What is needed |
Give back all the data exactly, line by line.

Data to process |
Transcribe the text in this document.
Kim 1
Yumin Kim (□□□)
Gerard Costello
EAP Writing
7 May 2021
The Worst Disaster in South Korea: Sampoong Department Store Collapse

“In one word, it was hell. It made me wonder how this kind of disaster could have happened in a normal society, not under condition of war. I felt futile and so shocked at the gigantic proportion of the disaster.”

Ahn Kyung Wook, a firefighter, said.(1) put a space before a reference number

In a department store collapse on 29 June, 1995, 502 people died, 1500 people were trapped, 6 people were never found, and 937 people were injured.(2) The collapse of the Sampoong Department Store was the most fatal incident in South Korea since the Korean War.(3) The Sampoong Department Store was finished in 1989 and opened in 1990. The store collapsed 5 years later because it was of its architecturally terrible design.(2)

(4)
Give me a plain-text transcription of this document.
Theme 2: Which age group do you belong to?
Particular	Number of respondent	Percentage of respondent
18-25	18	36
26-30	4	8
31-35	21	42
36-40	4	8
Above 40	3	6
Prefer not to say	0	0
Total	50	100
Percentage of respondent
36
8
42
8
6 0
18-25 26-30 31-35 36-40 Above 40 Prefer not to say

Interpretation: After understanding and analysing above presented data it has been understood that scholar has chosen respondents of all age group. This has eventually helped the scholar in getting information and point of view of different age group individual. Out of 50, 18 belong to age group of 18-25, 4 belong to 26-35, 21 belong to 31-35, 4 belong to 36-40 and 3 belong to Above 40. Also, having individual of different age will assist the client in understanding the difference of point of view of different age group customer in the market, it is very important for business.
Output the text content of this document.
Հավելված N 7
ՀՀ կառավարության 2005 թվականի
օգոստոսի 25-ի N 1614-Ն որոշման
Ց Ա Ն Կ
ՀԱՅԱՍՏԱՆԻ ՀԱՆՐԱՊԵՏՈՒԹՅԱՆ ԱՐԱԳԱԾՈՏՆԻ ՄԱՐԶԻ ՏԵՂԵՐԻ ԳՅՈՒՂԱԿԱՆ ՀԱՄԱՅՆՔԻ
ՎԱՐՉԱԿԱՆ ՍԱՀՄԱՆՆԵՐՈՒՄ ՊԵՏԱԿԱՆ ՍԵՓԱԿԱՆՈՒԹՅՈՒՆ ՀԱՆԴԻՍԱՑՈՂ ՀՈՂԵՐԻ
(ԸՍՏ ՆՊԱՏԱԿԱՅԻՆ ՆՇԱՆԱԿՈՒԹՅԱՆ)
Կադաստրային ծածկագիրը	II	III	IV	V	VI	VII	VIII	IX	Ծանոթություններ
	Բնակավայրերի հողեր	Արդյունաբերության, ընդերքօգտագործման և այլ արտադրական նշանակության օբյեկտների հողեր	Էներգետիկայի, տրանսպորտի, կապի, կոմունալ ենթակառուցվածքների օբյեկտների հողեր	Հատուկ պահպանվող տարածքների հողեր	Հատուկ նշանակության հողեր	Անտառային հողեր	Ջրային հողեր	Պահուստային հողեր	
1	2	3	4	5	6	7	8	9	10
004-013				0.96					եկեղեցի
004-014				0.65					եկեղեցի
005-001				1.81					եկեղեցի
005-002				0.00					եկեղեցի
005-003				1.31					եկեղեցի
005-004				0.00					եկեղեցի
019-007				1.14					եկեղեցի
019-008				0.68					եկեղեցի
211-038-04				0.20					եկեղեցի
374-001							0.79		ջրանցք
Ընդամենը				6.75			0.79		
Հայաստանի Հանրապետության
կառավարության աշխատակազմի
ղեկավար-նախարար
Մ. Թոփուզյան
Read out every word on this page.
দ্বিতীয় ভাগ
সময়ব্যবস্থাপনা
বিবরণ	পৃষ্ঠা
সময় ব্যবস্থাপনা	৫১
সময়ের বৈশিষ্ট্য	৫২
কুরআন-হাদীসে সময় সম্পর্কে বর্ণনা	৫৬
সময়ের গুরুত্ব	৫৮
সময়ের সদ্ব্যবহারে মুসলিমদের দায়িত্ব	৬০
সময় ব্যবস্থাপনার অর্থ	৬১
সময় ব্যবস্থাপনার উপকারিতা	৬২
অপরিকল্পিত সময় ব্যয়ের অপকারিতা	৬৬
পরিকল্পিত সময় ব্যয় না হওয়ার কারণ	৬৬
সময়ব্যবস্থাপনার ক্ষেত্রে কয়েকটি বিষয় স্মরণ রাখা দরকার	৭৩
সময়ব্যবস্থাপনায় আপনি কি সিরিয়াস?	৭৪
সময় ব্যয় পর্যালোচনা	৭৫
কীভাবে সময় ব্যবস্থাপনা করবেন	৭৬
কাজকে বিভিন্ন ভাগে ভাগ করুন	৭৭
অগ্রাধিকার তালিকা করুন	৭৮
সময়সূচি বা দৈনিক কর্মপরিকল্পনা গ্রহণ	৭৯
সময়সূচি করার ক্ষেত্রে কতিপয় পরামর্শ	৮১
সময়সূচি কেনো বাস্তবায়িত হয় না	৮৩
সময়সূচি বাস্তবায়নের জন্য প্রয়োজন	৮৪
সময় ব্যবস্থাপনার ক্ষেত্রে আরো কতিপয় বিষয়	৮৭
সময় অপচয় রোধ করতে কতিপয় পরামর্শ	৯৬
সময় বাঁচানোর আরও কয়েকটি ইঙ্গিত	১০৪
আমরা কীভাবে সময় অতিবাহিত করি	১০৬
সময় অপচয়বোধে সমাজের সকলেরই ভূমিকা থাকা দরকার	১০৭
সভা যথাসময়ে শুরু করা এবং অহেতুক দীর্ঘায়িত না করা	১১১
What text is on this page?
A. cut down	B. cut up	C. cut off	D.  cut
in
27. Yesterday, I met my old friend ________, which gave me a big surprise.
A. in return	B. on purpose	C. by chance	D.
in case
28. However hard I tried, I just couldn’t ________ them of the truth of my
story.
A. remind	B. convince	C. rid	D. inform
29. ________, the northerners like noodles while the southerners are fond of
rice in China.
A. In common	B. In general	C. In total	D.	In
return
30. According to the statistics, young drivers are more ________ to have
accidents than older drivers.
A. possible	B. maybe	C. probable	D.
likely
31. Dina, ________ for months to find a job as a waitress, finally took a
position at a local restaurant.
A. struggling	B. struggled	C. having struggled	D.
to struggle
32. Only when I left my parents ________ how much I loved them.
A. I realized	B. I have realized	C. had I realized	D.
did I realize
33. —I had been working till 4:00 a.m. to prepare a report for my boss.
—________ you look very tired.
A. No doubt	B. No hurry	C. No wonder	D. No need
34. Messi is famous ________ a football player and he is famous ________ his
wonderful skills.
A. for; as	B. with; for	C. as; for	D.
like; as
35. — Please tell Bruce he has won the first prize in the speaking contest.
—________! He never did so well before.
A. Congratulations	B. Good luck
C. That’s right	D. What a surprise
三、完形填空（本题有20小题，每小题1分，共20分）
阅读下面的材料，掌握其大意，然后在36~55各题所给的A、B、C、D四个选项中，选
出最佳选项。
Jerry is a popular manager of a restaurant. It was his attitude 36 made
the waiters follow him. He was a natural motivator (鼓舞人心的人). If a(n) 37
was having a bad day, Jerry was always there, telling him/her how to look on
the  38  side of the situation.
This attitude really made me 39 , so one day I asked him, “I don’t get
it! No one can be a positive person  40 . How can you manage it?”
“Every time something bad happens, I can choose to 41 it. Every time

Expected answer |
Transcribe the text in this document.
Kim 1
Yumin Kim (□□□)
Gerard Costello
EAP Writing
7 May 2021
The Worst Disaster in South Korea: Sampoong Department Store Collapse

“In one word, it was hell. It made me wonder how this kind of disaster could have happened in a normal society, not under condition of war. I felt futile and so shocked at the gigantic proportion of the disaster.”

Ahn Kyung Wook, a firefighter, said.(1) put a space before a reference number

In a department store collapse on 29 June, 1995, 502 people died, 1500 people were trapped, 6 people were never found, and 937 people were injured.(2) The collapse of the Sampoong Department Store was the most fatal incident in South Korea since the Korean War.(3) The Sampoong Department Store was finished in 1989 and opened in 1990. The store collapsed 5 years later because it was of its architecturally terrible design.(2)

(4)
Give me a plain-text transcription of this document.
Theme 2: Which age group do you belong to?
Particular	Number of respondent	Percentage of respondent
18-25	18	36
26-30	4	8
31-35	21	42
36-40	4	8
Above 40	3	6
Prefer not to say	0	0
Total	50	100
Percentage of respondent
36
8
42
8
6 0
18-25 26-30 31-35 36-40 Above 40 Prefer not to say

Interpretation: After understanding and analysing above presented data it has been understood that scholar has chosen respondents of all age group. This has eventually helped the scholar in getting information and point of view of different age group individual. Out of 50, 18 belong to age group of 18-25, 4 belong to 26-35, 21 belong to 31-35, 4 belong to 36-40 and 3 belong to Above 40. Also, having individual of different age will assist the client in understanding the difference of point of view of different age group customer in the market, it is very important for business.
Output the text content of this document.
Հավելված N 7
ՀՀ կառավարության 2005 թվականի
օգոստոսի 25-ի N 1614-Ն որոշման
Ց Ա Ն Կ
ՀԱՅԱՍՏԱՆԻ ՀԱՆՐԱՊԵՏՈՒԹՅԱՆ ԱՐԱԳԱԾՈՏՆԻ ՄԱՐԶԻ ՏԵՂԵՐԻ ԳՅՈՒՂԱԿԱՆ ՀԱՄԱՅՆՔԻ
ՎԱՐՉԱԿԱՆ ՍԱՀՄԱՆՆԵՐՈՒՄ ՊԵՏԱԿԱՆ ՍԵՓԱԿԱՆՈՒԹՅՈՒՆ ՀԱՆԴԻՍԱՑՈՂ ՀՈՂԵՐԻ
(ԸՍՏ ՆՊԱՏԱԿԱՅԻՆ ՆՇԱՆԱԿՈՒԹՅԱՆ)
Կադաստրային ծածկագիրը	II	III	IV	V	VI	VII	VIII	IX	Ծանոթություններ
	Բնակավայրերի հողեր	Արդյունաբերության, ընդերքօգտագործման և այլ արտադրական նշանակության օբյեկտների հողեր	Էներգետիկայի, տրանսպորտի, կապի, կոմունալ ենթակառուցվածքների օբյեկտների հողեր	Հատուկ պահպանվող տարածքների հողեր	Հատուկ նշանակության հողեր	Անտառային հողեր	Ջրային հողեր	Պահուստային հողեր	
1	2	3	4	5	6	7	8	9	10
004-013				0.96					եկեղեցի
004-014				0.65					եկեղեցի
005-001				1.81					եկեղեցի
005-002				0.00					եկեղեցի
005-003				1.31					եկեղեցի
005-004				0.00					եկեղեցի
019-007				1.14					եկեղեցի
019-008				0.68					եկեղեցի
211-038-04				0.20					եկեղեցի
374-001							0.79		ջրանցք
Ընդամենը				6.75			0.79		
Հայաստանի Հանրապետության
կառավարության աշխատակազմի
ղեկավար-նախարար
Մ. Թոփուզյան
Read out every word on this page.
দ্বিতীয় ভাগ
সময়ব্যবস্থাপনা
বিবরণ	পৃষ্ঠা
সময় ব্যবস্থাপনা	৫১
সময়ের বৈশিষ্ট্য	৫২
কুরআন-হাদীসে সময় সম্পর্কে বর্ণনা	৫৬
সময়ের গুরুত্ব	৫৮
সময়ের সদ্ব্যবহারে মুসলিমদের দায়িত্ব	৬০
সময় ব্যবস্থাপনার অর্থ	৬১
সময় ব্যবস্থাপনার উপকারিতা	৬২
অপরিকল্পিত সময় ব্যয়ের অপকারিতা	৬৬
পরিকল্পিত সময় ব্যয় না হওয়ার কারণ	৬৬
সময়ব্যবস্থাপনার ক্ষেত্রে কয়েকটি বিষয় স্মরণ রাখা দরকার	৭৩
সময়ব্যবস্থাপনায় আপনি কি সিরিয়াস?	৭৪
সময় ব্যয় পর্যালোচনা	৭৫
কীভাবে সময় ব্যবস্থাপনা করবেন	৭৬
কাজকে বিভিন্ন ভাগে ভাগ করুন	৭৭
অগ্রাধিকার তালিকা করুন	৭৮
সময়সূচি বা দৈনিক কর্মপরিকল্পনা গ্রহণ	৭৯
সময়সূচি করার ক্ষেত্রে কতিপয় পরামর্শ	৮১
সময়সূচি কেনো বাস্তবায়িত হয় না	৮৩
সময়সূচি বাস্তবায়নের জন্য প্রয়োজন	৮৪
সময় ব্যবস্থাপনার ক্ষেত্রে আরো কতিপয় বিষয়	৮৭
সময় অপচয় রোধ করতে কতিপয় পরামর্শ	৯৬
সময় বাঁচানোর আরও কয়েকটি ইঙ্গিত	১০৪
আমরা কীভাবে সময় অতিবাহিত করি	১০৬
সময় অপচয়বোধে সমাজের সকলেরই ভূমিকা থাকা দরকার	১০৭
সভা যথাসময়ে শুরু করা এবং অহেতুক দীর্ঘায়িত না করা	১১১
What text is on this page?
A. cut down	B. cut up	C. cut off	D.  cut
in
27. Yesterday, I met my old friend ________, which gave me a big surprise.
A. in return	B. on purpose	C. by chance	D.
in case
28. However hard I tried, I just couldn’t ________ them of the truth of my
story.
A. remind	B. convince	C. rid	D. inform
29. ________, the northerners like noodles while the southerners are fond of
rice in China.
A. In common	B. In general	C. In total	D.	In
return
30. According to the statistics, young drivers are more ________ to have
accidents than older drivers.
A. possible	B. maybe	C. probable	D.
likely
31. Dina, ________ for months to find a job as a waitress, finally took a
position at a local restaurant.
A. struggling	B. struggled	C. having struggled	D.
to struggle
32. Only when I left my parents ________ how much I loved them.
A. I realized	B. I have realized	C. had I realized	D.
did I realize
33. —I had been working till 4:00 a.m. to prepare a report for my boss.
—________ you look very tired.
A. No doubt	B. No hurry	C. No wonder	D. No need
34. Messi is famous ________ a football player and he is famous ________ his
wonderful skills.
A. for; as	B. with; for	C. as; for	D.
like; as
35. — Please tell Bruce he has won the first prize in the speaking contest.
—________! He never did so well before.
A. Congratulations	B. Good luck
C. That’s right	D. What a surprise
三、完形填空（本题有20小题，每小题1分，共20分）
阅读下面的材料，掌握其大意，然后在36~55各题所给的A、B、C、D四个选项中，选
出最佳选项。
Jerry is a popular manager of a restaurant. It was his attitude 36 made
the waiters follow him. He was a natural motivator (鼓舞人心的人). If a(n) 37
was having a bad day, Jerry was always there, telling him/her how to look on
the  38  side of the situation.
This attitude really made me 39 , so one day I asked him, “I don’t get
it! No one can be a positive person  40 . How can you manage it?”
“Every time something bad happens, I can choose to 41 it. Every time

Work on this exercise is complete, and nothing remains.